:: Directive ::
Transcribe every line, keeping it exact.

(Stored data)
(begin)
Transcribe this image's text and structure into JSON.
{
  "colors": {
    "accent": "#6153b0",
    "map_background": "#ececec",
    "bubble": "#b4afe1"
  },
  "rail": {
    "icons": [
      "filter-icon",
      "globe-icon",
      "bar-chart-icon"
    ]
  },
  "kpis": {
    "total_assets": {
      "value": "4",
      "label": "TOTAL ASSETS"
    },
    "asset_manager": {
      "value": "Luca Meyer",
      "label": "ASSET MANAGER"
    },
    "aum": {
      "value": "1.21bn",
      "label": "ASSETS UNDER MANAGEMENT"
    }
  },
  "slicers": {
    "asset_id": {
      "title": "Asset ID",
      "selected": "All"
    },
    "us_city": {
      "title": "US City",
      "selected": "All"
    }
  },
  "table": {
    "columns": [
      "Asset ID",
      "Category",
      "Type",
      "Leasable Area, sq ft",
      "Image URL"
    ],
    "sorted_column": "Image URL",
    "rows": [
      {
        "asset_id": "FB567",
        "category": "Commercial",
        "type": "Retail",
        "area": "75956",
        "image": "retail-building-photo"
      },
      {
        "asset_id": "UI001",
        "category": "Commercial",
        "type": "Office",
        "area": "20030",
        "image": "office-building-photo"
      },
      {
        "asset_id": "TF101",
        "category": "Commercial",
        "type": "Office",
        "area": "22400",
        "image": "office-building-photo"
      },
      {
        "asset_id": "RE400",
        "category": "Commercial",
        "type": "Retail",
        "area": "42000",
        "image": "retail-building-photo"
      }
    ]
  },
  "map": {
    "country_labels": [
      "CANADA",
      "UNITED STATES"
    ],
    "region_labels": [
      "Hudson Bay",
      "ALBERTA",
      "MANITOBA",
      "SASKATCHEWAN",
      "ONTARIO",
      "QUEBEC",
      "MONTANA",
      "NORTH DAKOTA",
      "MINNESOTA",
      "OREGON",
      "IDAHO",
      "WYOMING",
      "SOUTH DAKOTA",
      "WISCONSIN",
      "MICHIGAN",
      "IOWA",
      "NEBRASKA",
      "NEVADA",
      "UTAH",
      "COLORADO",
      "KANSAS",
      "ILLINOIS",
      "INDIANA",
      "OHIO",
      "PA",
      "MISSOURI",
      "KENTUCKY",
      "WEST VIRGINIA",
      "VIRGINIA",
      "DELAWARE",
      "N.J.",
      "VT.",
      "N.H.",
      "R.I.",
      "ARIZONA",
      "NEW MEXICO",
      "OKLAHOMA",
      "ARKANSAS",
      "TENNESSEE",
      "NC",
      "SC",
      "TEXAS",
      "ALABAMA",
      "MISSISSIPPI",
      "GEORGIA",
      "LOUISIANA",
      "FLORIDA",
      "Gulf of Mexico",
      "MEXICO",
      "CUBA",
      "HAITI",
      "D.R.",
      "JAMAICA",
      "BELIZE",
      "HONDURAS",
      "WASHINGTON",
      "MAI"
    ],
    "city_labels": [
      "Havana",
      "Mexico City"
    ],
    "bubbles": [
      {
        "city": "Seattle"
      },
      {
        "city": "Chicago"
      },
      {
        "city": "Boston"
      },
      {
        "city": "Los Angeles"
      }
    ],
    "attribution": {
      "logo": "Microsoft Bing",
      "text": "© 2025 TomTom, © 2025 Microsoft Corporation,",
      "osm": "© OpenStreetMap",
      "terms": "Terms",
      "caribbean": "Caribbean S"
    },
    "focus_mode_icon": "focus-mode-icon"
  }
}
(end)
:: Final result ::
Transcribe this image's text and structure into JSON.
{
  "colors": {
    "accent": "#6153b0",
    "map_background": "#ececec",
    "bubble": "#b4afe1"
  },
  "rail": {
    "icons": [
      "filter-icon",
      "globe-icon",
      "bar-chart-icon"
    ]
  },
  "kpis": {
    "total_assets": {
      "value": "4",
      "label": "TOTAL ASSETS"
    },
    "asset_manager": {
      "value": "Luca Meyer",
      "label": "ASSET MANAGER"
    },
    "aum": {
      "value": "1.21bn",
      "label": "ASSETS UNDER MANAGEMENT"
    }
  },
  "slicers": {
    "asset_id": {
      "title": "Asset ID",
      "selected": "All"
    },
    "us_city": {
      "title": "US City",
      "selected": "All"
    }
  },
  "table": {
    "columns": [
      "Asset ID",
      "Category",
      "Type",
      "Leasable Area, sq ft",
      "Image URL"
    ],
    "sorted_column": "Image URL",
    "rows": [
      {
        "asset_id": "FB567",
        "category": "Commercial",
        "type": "Retail",
        "area": "75956",
        "image": "retail-building-photo"
      },
      {
        "asset_id": "UI001",
        "category": "Commercial",
        "type": "Office",
        "area": "20030",
        "image": "office-building-photo"
      },
      {
        "asset_id": "TF101",
        "category": "Commercial",
        "type": "Office",
        "area": "22400",
        "image": "office-building-photo"
      },
      {
        "asset_id": "RE400",
        "category": "Commercial",
        "type": "Retail",
        "area": "42000",
        "image": "retail-building-photo"
      }
    ]
  },
  "map": {
    "country_labels": [
      "CANADA",
      "UNITED STATES"
    ],
    "region_labels": [
      "Hudson Bay",
      "ALBERTA",
      "MANITOBA",
      "SASKATCHEWAN",
      "ONTARIO",
      "QUEBEC",
      "MONTANA",
      "NORTH DAKOTA",
      "MINNESOTA",
      "OREGON",
      "IDAHO",
      "WYOMING",
      "SOUTH DAKOTA",
      "WISCONSIN",
      "MICHIGAN",
      "IOWA",
      "NEBRASKA",
      "NEVADA",
      "UTAH",
      "COLORADO",
      "KANSAS",
      "ILLINOIS",
      "INDIANA",
      "OHIO",
      "PA",
      "MISSOURI",
      "KENTUCKY",
      "WEST VIRGINIA",
      "VIRGINIA",
      "DELAWARE",
      "N.J.",
      "VT.",
      "N.H.",
      "R.I.",
      "ARIZONA",
      "NEW MEXICO",
      "OKLAHOMA",
      "ARKANSAS",
      "TENNESSEE",
      "NC",
      "SC",
      "TEXAS",
      "ALABAMA",
      "MISSISSIPPI",
      "GEORGIA",
      "LOUISIANA",
      "FLORIDA",
      "Gulf of Mexico",
      "MEXICO",
      "CUBA",
      "HAITI",
      "D.R.",
      "JAMAICA",
      "BELIZE",
      "HONDURAS",
      "WASHINGTON",
      "MAI"
    ],
    "city_labels": [
      "Havana",
      "Mexico City"
    ],
    "bubbles": [
      {
        "city": "Seattle"
      },
      {
        "city": "Chicago"
      },
      {
        "city": "Boston"
      },
      {
        "city": "Los Angeles"
      }
    ],
    "attribution": {
      "logo": "Microsoft Bing",
      "text": "© 2025 TomTom, © 2025 Microsoft Corporation,",
      "osm": "© OpenStreetMap",
      "terms": "Terms",
      "caribbean": "Caribbean S"
    },
    "focus_mode_icon": "focus-mode-icon"
  }
}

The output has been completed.